— The request —
Reproduce all lines of the listing below in which the word "terminal" occurs.

— Provided entries —

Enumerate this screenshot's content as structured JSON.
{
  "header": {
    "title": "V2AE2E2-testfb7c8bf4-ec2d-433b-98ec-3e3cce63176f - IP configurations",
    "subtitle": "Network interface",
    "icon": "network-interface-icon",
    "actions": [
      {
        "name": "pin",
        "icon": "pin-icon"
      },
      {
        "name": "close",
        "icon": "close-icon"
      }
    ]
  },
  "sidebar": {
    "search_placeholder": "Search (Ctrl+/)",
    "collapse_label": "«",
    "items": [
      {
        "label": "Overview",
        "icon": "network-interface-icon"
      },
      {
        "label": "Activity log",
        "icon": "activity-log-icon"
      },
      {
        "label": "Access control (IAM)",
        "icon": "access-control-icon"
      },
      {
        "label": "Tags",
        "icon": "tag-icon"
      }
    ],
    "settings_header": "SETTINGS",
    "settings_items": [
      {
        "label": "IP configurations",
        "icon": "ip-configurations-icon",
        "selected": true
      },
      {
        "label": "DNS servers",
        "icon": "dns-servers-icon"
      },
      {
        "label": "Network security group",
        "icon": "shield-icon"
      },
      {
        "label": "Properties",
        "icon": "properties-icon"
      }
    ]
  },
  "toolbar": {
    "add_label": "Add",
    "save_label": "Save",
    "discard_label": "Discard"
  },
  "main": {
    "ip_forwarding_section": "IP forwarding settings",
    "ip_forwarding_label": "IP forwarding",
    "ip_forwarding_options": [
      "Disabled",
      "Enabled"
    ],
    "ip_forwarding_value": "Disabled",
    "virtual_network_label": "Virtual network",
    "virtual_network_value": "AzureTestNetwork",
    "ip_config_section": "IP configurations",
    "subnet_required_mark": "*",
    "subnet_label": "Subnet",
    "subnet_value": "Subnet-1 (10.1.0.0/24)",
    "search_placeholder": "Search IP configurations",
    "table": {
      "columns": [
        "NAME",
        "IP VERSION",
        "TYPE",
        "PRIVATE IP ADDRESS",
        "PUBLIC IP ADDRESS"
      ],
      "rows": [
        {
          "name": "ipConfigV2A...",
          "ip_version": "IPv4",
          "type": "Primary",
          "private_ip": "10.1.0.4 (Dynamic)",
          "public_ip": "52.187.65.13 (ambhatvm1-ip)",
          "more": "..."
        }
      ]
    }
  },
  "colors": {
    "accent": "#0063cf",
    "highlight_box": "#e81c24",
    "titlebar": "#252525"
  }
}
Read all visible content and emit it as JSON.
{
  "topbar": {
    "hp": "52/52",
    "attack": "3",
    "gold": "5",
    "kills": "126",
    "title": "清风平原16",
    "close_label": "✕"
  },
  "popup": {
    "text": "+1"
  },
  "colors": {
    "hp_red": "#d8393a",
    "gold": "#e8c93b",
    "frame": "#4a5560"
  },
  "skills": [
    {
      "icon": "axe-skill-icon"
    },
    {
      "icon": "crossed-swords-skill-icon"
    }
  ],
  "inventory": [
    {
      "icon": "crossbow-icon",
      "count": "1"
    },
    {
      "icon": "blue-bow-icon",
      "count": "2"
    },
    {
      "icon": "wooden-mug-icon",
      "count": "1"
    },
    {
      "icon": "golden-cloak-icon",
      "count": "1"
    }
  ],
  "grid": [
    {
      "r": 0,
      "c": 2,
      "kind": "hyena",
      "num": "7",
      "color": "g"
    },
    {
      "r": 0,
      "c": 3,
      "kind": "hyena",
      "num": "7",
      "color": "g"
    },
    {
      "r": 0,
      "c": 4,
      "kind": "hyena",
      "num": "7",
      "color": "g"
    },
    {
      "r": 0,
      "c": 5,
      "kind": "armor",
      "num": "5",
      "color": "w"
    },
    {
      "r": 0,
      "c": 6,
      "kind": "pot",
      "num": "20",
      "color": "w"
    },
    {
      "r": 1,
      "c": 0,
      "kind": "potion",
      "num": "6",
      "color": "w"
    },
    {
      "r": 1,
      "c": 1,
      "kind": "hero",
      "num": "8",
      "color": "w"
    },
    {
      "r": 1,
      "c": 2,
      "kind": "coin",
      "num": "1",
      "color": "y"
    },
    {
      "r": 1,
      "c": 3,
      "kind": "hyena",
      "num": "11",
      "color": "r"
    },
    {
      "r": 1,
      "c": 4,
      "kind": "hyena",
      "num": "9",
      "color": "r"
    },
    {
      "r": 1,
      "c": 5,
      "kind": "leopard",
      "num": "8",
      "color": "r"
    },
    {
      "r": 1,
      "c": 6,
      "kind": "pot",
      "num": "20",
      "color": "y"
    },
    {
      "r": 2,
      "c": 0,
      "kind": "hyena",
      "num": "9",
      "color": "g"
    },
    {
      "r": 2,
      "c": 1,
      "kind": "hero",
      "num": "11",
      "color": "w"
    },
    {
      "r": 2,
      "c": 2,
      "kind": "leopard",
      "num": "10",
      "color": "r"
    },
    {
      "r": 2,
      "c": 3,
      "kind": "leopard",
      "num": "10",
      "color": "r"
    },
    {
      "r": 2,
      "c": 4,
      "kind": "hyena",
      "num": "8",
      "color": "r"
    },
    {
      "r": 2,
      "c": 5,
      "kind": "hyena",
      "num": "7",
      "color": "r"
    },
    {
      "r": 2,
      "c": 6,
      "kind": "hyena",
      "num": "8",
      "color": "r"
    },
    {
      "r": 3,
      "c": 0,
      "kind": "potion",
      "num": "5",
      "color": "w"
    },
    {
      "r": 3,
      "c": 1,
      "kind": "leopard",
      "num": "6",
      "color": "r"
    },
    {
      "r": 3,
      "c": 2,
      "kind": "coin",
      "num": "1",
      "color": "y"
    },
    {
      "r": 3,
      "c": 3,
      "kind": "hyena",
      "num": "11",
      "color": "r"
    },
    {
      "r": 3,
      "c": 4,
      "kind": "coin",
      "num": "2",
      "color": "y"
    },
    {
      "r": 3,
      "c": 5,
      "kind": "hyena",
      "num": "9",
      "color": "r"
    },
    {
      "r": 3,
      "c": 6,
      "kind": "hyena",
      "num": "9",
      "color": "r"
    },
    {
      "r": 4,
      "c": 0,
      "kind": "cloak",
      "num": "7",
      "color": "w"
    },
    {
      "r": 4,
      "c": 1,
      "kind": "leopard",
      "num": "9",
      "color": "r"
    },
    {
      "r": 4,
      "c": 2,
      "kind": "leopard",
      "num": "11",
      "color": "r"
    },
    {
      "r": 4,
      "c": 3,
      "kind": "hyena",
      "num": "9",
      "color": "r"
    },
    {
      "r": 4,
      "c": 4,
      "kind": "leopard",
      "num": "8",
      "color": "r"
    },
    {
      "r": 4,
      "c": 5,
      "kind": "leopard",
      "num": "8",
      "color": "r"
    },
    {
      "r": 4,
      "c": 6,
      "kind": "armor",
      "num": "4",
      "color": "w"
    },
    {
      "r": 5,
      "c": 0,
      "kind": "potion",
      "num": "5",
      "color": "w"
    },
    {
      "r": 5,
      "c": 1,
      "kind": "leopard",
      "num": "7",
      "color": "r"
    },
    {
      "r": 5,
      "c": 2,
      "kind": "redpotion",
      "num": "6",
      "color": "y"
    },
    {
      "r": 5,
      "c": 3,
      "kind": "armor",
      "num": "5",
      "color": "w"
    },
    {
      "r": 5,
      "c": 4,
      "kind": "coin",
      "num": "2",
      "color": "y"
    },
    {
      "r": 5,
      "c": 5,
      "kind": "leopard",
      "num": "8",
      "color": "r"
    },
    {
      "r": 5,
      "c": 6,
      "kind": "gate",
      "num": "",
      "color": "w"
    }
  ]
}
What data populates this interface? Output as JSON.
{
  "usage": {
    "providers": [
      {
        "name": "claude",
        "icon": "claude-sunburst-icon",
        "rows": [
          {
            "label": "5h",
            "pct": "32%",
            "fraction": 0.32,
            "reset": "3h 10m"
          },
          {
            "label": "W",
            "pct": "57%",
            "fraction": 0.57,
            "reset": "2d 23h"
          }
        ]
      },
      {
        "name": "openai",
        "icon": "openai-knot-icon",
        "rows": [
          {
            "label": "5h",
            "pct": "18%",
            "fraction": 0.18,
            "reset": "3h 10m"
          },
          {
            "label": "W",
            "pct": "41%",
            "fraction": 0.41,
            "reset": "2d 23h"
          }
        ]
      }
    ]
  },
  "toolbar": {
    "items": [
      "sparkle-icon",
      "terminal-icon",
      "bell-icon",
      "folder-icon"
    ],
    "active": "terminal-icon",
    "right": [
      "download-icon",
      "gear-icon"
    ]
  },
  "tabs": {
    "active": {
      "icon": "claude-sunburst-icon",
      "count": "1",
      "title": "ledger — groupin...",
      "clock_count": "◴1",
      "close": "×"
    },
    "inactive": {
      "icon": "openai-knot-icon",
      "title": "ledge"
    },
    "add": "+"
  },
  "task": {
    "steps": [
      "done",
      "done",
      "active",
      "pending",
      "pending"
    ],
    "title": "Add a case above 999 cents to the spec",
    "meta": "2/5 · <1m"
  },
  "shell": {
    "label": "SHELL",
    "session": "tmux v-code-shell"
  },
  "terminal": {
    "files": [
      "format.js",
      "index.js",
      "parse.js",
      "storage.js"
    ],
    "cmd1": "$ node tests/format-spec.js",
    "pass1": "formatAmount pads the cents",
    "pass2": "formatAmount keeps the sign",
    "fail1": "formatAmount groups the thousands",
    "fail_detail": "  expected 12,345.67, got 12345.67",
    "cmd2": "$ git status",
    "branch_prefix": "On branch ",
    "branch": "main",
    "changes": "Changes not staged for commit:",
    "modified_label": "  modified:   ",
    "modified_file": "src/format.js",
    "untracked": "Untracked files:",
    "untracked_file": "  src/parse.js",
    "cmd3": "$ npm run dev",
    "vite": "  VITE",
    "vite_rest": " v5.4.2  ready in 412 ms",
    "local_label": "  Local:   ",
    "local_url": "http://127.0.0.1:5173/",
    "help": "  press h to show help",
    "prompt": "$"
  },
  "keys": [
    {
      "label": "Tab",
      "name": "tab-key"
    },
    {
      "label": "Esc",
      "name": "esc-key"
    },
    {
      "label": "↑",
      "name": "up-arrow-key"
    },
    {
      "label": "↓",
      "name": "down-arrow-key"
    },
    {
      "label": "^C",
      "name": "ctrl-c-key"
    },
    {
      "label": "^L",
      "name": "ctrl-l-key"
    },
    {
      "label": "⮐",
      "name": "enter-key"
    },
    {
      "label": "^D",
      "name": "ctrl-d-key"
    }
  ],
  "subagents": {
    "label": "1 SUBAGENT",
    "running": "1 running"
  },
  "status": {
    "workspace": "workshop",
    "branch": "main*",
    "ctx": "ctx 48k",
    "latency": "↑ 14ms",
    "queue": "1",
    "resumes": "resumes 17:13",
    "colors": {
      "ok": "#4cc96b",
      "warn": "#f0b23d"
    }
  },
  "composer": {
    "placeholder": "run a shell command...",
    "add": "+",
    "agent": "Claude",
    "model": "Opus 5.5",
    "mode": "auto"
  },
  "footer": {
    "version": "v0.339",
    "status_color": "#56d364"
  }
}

— Response below —
      "terminal-icon",
    "active": "terminal-icon",
  "terminal": {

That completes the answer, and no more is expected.